> _Your objective_
Every entry needs to be reproduced exactly.

>>>

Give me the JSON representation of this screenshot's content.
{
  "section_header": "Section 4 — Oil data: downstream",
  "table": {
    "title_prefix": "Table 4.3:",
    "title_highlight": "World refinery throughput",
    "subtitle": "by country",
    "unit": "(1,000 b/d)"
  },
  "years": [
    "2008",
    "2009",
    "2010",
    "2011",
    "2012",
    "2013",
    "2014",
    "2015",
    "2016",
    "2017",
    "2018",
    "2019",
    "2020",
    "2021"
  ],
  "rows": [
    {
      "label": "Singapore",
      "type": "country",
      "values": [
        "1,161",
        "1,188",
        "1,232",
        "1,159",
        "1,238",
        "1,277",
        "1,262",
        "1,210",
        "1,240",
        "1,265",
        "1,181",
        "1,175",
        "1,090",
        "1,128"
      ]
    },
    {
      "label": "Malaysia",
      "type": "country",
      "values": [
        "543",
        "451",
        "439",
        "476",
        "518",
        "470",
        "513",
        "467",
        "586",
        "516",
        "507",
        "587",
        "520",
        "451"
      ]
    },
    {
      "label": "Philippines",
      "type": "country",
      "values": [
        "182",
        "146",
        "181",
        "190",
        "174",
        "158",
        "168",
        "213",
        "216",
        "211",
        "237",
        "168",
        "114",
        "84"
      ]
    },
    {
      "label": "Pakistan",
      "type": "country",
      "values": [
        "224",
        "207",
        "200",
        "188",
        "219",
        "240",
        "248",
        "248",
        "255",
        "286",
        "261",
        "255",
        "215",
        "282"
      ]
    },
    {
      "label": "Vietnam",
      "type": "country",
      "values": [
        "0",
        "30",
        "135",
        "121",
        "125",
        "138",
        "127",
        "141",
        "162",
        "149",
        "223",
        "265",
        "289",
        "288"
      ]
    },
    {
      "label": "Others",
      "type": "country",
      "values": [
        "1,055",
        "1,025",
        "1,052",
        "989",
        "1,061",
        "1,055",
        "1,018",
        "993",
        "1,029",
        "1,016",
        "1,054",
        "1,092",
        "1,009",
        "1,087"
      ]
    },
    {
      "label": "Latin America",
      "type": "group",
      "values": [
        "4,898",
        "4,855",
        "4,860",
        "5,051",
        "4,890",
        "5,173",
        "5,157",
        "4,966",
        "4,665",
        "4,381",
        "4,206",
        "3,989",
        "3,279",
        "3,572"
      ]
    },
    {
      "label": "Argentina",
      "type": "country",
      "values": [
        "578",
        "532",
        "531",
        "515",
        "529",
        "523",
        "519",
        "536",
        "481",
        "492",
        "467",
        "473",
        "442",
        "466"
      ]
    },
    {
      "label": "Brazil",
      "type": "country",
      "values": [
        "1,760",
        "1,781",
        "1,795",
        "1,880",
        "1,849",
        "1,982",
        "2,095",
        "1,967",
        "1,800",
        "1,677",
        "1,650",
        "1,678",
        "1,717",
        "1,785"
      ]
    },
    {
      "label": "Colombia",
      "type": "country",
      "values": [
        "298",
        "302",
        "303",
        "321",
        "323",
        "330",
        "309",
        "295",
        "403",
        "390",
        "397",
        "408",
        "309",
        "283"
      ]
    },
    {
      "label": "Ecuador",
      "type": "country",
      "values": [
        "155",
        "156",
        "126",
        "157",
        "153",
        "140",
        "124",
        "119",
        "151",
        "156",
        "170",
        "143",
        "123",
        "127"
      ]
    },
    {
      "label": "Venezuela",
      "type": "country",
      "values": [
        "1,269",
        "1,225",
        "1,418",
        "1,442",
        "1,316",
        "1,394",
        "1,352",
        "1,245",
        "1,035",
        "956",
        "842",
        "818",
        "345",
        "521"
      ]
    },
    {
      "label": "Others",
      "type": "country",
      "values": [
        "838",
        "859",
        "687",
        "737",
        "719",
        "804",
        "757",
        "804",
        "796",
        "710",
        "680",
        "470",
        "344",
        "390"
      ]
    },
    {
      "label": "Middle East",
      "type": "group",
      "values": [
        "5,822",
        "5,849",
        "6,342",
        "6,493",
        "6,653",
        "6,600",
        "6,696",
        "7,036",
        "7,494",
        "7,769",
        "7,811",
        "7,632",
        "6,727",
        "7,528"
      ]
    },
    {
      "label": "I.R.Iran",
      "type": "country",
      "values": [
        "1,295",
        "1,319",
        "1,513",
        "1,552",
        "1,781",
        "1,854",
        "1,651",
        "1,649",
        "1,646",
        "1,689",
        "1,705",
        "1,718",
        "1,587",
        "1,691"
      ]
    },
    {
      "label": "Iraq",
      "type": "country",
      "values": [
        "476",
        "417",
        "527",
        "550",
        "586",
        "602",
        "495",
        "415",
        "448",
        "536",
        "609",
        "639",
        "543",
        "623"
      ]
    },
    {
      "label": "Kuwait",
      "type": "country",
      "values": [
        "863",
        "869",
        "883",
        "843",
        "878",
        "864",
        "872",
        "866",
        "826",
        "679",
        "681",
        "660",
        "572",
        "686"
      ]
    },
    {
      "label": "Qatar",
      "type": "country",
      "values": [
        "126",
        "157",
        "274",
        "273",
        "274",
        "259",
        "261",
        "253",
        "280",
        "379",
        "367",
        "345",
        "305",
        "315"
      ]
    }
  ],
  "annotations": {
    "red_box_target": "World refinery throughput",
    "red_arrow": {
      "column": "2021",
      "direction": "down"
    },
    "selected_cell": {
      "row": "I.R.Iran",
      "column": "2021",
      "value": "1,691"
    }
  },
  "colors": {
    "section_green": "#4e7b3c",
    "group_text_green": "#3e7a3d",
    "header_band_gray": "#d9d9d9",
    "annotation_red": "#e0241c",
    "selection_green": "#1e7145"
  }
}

<<<

> _Finished answer_
Give me the JSON representation of this screenshot's content.
{
  "section_header": "Section 4 — Oil data: downstream",
  "table": {
    "title_prefix": "Table 4.3:",
    "title_highlight": "World refinery throughput",
    "subtitle": "by country",
    "unit": "(1,000 b/d)"
  },
  "years": [
    "2008",
    "2009",
    "2010",
    "2011",
    "2012",
    "2013",
    "2014",
    "2015",
    "2016",
    "2017",
    "2018",
    "2019",
    "2020",
    "2021"
  ],
  "rows": [
    {
      "label": "Singapore",
      "type": "country",
      "values": [
        "1,161",
        "1,188",
        "1,232",
        "1,159",
        "1,238",
        "1,277",
        "1,262",
        "1,210",
        "1,240",
        "1,265",
        "1,181",
        "1,175",
        "1,090",
        "1,128"
      ]
    },
    {
      "label": "Malaysia",
      "type": "country",
      "values": [
        "543",
        "451",
        "439",
        "476",
        "518",
        "470",
        "513",
        "467",
        "586",
        "516",
        "507",
        "587",
        "520",
        "451"
      ]
    },
    {
      "label": "Philippines",
      "type": "country",
      "values": [
        "182",
        "146",
        "181",
        "190",
        "174",
        "158",
        "168",
        "213",
        "216",
        "211",
        "237",
        "168",
        "114",
        "84"
      ]
    },
    {
      "label": "Pakistan",
      "type": "country",
      "values": [
        "224",
        "207",
        "200",
        "188",
        "219",
        "240",
        "248",
        "248",
        "255",
        "286",
        "261",
        "255",
        "215",
        "282"
      ]
    },
    {
      "label": "Vietnam",
      "type": "country",
      "values": [
        "0",
        "30",
        "135",
        "121",
        "125",
        "138",
        "127",
        "141",
        "162",
        "149",
        "223",
        "265",
        "289",
        "288"
      ]
    },
    {
      "label": "Others",
      "type": "country",
      "values": [
        "1,055",
        "1,025",
        "1,052",
        "989",
        "1,061",
        "1,055",
        "1,018",
        "993",
        "1,029",
        "1,016",
        "1,054",
        "1,092",
        "1,009",
        "1,087"
      ]
    },
    {
      "label": "Latin America",
      "type": "group",
      "values": [
        "4,898",
        "4,855",
        "4,860",
        "5,051",
        "4,890",
        "5,173",
        "5,157",
        "4,966",
        "4,665",
        "4,381",
        "4,206",
        "3,989",
        "3,279",
        "3,572"
      ]
    },
    {
      "label": "Argentina",
      "type": "country",
      "values": [
        "578",
        "532",
        "531",
        "515",
        "529",
        "523",
        "519",
        "536",
        "481",
        "492",
        "467",
        "473",
        "442",
        "466"
      ]
    },
    {
      "label": "Brazil",
      "type": "country",
      "values": [
        "1,760",
        "1,781",
        "1,795",
        "1,880",
        "1,849",
        "1,982",
        "2,095",
        "1,967",
        "1,800",
        "1,677",
        "1,650",
        "1,678",
        "1,717",
        "1,785"
      ]
    },
    {
      "label": "Colombia",
      "type": "country",
      "values": [
        "298",
        "302",
        "303",
        "321",
        "323",
        "330",
        "309",
        "295",
        "403",
        "390",
        "397",
        "408",
        "309",
        "283"
      ]
    },
    {
      "label": "Ecuador",
      "type": "country",
      "values": [
        "155",
        "156",
        "126",
        "157",
        "153",
        "140",
        "124",
        "119",
        "151",
        "156",
        "170",
        "143",
        "123",
        "127"
      ]
    },
    {
      "label": "Venezuela",
      "type": "country",
      "values": [
        "1,269",
        "1,225",
        "1,418",
        "1,442",
        "1,316",
        "1,394",
        "1,352",
        "1,245",
        "1,035",
        "956",
        "842",
        "818",
        "345",
        "521"
      ]
    },
    {
      "label": "Others",
      "type": "country",
      "values": [
        "838",
        "859",
        "687",
        "737",
        "719",
        "804",
        "757",
        "804",
        "796",
        "710",
        "680",
        "470",
        "344",
        "390"
      ]
    },
    {
      "label": "Middle East",
      "type": "group",
      "values": [
        "5,822",
        "5,849",
        "6,342",
        "6,493",
        "6,653",
        "6,600",
        "6,696",
        "7,036",
        "7,494",
        "7,769",
        "7,811",
        "7,632",
        "6,727",
        "7,528"
      ]
    },
    {
      "label": "I.R.Iran",
      "type": "country",
      "values": [
        "1,295",
        "1,319",
        "1,513",
        "1,552",
        "1,781",
        "1,854",
        "1,651",
        "1,649",
        "1,646",
        "1,689",
        "1,705",
        "1,718",
        "1,587",
        "1,691"
      ]
    },
    {
      "label": "Iraq",
      "type": "country",
      "values": [
        "476",
        "417",
        "527",
        "550",
        "586",
        "602",
        "495",
        "415",
        "448",
        "536",
        "609",
        "639",
        "543",
        "623"
      ]
    },
    {
      "label": "Kuwait",
      "type": "country",
      "values": [
        "863",
        "869",
        "883",
        "843",
        "878",
        "864",
        "872",
        "866",
        "826",
        "679",
        "681",
        "660",
        "572",
        "686"
      ]
    },
    {
      "label": "Qatar",
      "type": "country",
      "values": [
        "126",
        "157",
        "274",
        "273",
        "274",
        "259",
        "261",
        "253",
        "280",
        "379",
        "367",
        "345",
        "305",
        "315"
      ]
    }
  ],
  "annotations": {
    "red_box_target": "World refinery throughput",
    "red_arrow": {
      "column": "2021",
      "direction": "down"
    },
    "selected_cell": {
      "row": "I.R.Iran",
      "column": "2021",
      "value": "1,691"
    }
  },
  "colors": {
    "section_green": "#4e7b3c",
    "group_text_green": "#3e7a3d",
    "header_band_gray": "#d9d9d9",
    "annotation_red": "#e0241c",
    "selection_green": "#1e7145"
  }
}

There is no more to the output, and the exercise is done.